> [TASK PROMPT]: Starting from the line containing "Extract the structured", write out the rest of the entries exactly, through the final line, including nothing else.

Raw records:
■ ■ ■ ■
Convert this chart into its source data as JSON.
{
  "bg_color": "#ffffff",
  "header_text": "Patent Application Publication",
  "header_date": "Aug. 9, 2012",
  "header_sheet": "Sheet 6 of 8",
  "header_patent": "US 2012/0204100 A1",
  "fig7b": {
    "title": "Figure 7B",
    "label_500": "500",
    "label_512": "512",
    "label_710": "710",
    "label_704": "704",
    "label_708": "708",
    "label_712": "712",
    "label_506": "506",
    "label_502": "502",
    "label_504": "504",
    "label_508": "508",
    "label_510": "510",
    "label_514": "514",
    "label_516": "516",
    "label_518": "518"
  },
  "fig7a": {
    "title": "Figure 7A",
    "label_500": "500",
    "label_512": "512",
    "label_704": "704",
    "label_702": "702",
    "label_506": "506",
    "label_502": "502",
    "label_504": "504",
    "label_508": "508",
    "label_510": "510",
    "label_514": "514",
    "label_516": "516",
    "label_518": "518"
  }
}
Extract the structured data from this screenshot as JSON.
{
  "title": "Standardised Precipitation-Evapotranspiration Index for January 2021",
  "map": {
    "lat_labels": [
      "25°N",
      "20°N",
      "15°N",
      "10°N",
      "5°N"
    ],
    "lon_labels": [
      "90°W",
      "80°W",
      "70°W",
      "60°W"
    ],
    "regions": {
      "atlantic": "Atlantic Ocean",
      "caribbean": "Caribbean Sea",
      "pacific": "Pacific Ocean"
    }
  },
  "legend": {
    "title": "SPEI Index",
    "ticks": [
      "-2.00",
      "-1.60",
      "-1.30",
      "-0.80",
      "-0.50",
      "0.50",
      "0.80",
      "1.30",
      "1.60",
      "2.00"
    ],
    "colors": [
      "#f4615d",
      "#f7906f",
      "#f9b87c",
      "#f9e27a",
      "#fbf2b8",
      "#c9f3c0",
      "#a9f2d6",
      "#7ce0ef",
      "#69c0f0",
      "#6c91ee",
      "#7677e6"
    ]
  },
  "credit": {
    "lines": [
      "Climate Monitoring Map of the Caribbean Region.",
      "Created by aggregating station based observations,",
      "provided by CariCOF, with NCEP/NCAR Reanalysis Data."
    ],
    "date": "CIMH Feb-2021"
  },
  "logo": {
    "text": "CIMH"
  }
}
■ ■ ■ ■
> [SOLVED EXERCISE]:
Extract the structured data from this screenshot as JSON.
{
  "title": "Standardised Precipitation-Evapotranspiration Index for January 2021",
  "map": {
    "lat_labels": [
      "25°N",
      "20°N",
      "15°N",
      "10°N",
      "5°N"
    ],
    "lon_labels": [
      "90°W",
      "80°W",
      "70°W",
      "60°W"
    ],
    "regions": {
      "atlantic": "Atlantic Ocean",
      "caribbean": "Caribbean Sea",
      "pacific": "Pacific Ocean"
    }
  },
  "legend": {
    "title": "SPEI Index",
    "ticks": [
      "-2.00",
      "-1.60",
      "-1.30",
      "-0.80",
      "-0.50",
      "0.50",
      "0.80",
      "1.30",
      "1.60",
      "2.00"
    ],
    "colors": [
      "#f4615d",
      "#f7906f",
      "#f9b87c",
      "#f9e27a",
      "#fbf2b8",
      "#c9f3c0",
      "#a9f2d6",
      "#7ce0ef",
      "#69c0f0",
      "#6c91ee",
      "#7677e6"
    ]
  },
  "credit": {
    "lines": [
      "Climate Monitoring Map of the Caribbean Region.",
      "Created by aggregating station based observations,",
      "provided by CariCOF, with NCEP/NCAR Reanalysis Data."
    ],
    "date": "CIMH Feb-2021"
  },
  "logo": {
    "text": "CIMH"
  }
}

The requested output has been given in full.